▸ Set exercise:
Pull out all lines from the listing below in which the word "tables" appears.

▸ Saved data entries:
===

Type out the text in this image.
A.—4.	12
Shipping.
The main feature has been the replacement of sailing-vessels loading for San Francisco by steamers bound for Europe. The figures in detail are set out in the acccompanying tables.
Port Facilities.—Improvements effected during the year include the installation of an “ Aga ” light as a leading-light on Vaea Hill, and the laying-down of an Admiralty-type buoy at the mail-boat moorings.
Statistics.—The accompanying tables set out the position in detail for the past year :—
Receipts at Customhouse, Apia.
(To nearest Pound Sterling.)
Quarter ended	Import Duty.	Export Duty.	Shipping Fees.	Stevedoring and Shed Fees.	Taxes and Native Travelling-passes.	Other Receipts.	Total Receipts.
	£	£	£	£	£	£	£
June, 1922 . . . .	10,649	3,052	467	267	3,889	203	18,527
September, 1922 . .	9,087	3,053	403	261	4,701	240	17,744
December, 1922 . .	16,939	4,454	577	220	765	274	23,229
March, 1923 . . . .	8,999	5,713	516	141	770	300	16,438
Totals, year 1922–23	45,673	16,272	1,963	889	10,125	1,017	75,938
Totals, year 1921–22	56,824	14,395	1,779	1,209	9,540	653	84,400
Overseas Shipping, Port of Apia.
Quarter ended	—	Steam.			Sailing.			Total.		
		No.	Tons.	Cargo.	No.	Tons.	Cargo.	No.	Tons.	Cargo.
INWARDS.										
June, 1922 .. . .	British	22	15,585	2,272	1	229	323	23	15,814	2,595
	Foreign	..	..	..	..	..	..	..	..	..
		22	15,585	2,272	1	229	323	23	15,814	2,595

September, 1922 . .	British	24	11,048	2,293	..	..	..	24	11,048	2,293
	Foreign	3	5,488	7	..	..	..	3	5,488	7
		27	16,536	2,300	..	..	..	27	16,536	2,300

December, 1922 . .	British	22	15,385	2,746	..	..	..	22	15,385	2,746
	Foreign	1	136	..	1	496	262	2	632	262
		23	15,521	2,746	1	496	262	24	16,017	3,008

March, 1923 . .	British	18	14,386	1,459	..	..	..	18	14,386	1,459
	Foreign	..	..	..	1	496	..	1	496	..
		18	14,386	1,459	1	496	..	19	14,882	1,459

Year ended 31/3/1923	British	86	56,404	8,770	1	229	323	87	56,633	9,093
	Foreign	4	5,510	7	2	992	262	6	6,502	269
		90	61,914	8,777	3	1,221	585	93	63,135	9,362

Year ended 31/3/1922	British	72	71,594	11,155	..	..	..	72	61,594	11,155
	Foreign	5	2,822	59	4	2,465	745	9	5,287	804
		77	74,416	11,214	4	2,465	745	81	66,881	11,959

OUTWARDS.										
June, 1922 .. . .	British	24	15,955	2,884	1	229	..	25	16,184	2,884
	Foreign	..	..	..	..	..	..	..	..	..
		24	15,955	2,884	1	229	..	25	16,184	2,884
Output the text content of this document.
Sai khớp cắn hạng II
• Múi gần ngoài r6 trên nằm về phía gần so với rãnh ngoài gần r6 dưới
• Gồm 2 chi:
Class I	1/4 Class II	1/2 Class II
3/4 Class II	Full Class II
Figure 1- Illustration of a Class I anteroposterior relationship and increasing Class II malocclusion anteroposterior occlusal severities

===

▸ Answer in full:
The main feature has been the replacement of sailing-vessels loading for San Francisco by steamers bound for Europe. The figures in detail are set out in the acccompanying tables.
Statistics.—The accompanying tables set out the position in detail for the past year :—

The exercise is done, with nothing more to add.